> [Task details] Skip every picture and transcribe the remaining material exactly.

/---

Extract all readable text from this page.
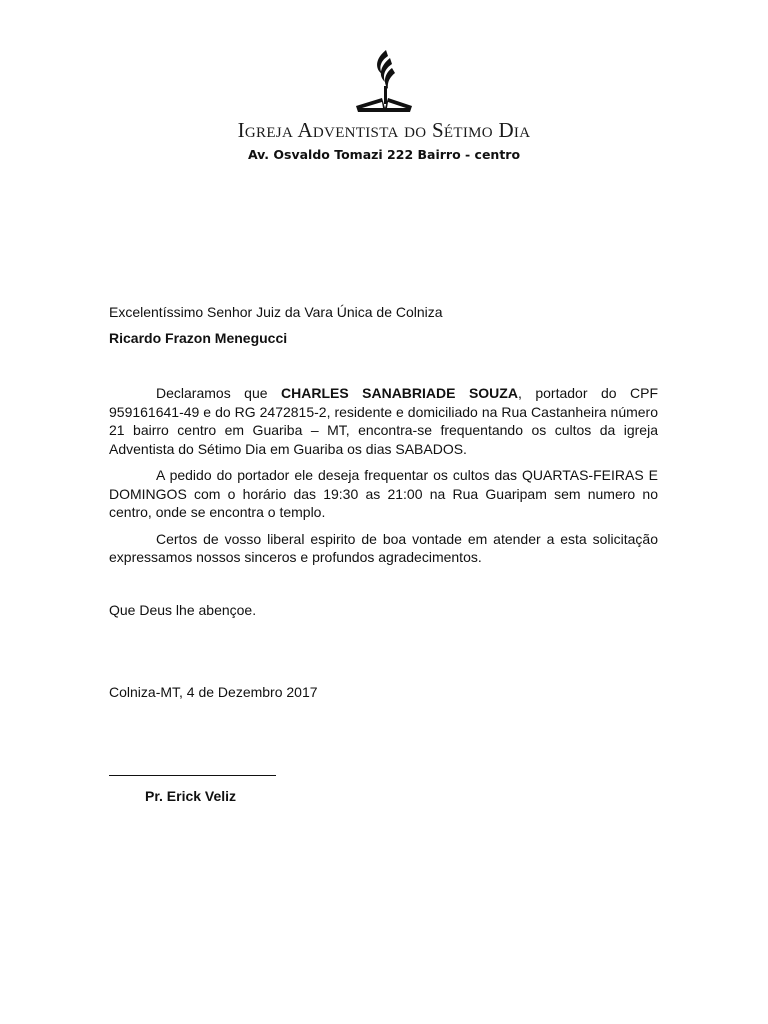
Igreja Adventista do Sétimo Dia
Av. Osvaldo Tomazi 222 Bairro - centro
Excelentíssimo Senhor Juiz da Vara Única de Colniza
Ricardo Frazon Menegucci

Declaramos que CHARLES SANABRIADE SOUZA, portador do CPF 959161641-49 e do RG 2472815-2, residente e domiciliado na Rua Castanheira número 21 bairro centro em Guariba – MT, encontra-se frequentando os cultos da igreja Adventista do Sétimo Dia em Guariba os dias SABADOS.

A pedido do portador ele deseja frequentar os cultos das QUARTAS-FEIRAS E DOMINGOS com o horário das 19:30 as 21:00 na Rua Guaripam sem numero no centro, onde se encontra o templo.

Certos de vosso liberal espirito de boa vontade em atender a esta solicitação expressamos nossos sinceros e profundos agradecimentos.

Que Deus lhe abençoe.
Colniza-MT, 4 de Dezembro 2017
Pr. Erick Veliz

\---

> [Solution to the problem]
Extract all readable text from this page.
Igreja Adventista do Sétimo Dia
Av. Osvaldo Tomazi 222 Bairro - centro
Excelentíssimo Senhor Juiz da Vara Única de Colniza
Ricardo Frazon Menegucci

Declaramos que CHARLES SANABRIADE SOUZA, portador do CPF 959161641-49 e do RG 2472815-2, residente e domiciliado na Rua Castanheira número 21 bairro centro em Guariba – MT, encontra-se frequentando os cultos da igreja Adventista do Sétimo Dia em Guariba os dias SABADOS.

A pedido do portador ele deseja frequentar os cultos das QUARTAS-FEIRAS E DOMINGOS com o horário das 19:30 as 21:00 na Rua Guaripam sem numero no centro, onde se encontra o templo.

Certos de vosso liberal espirito de boa vontade em atender a esta solicitação expressamos nossos sinceros e profundos agradecimentos.

Que Deus lhe abençoe.
Colniza-MT, 4 de Dezembro 2017
Pr. Erick Veliz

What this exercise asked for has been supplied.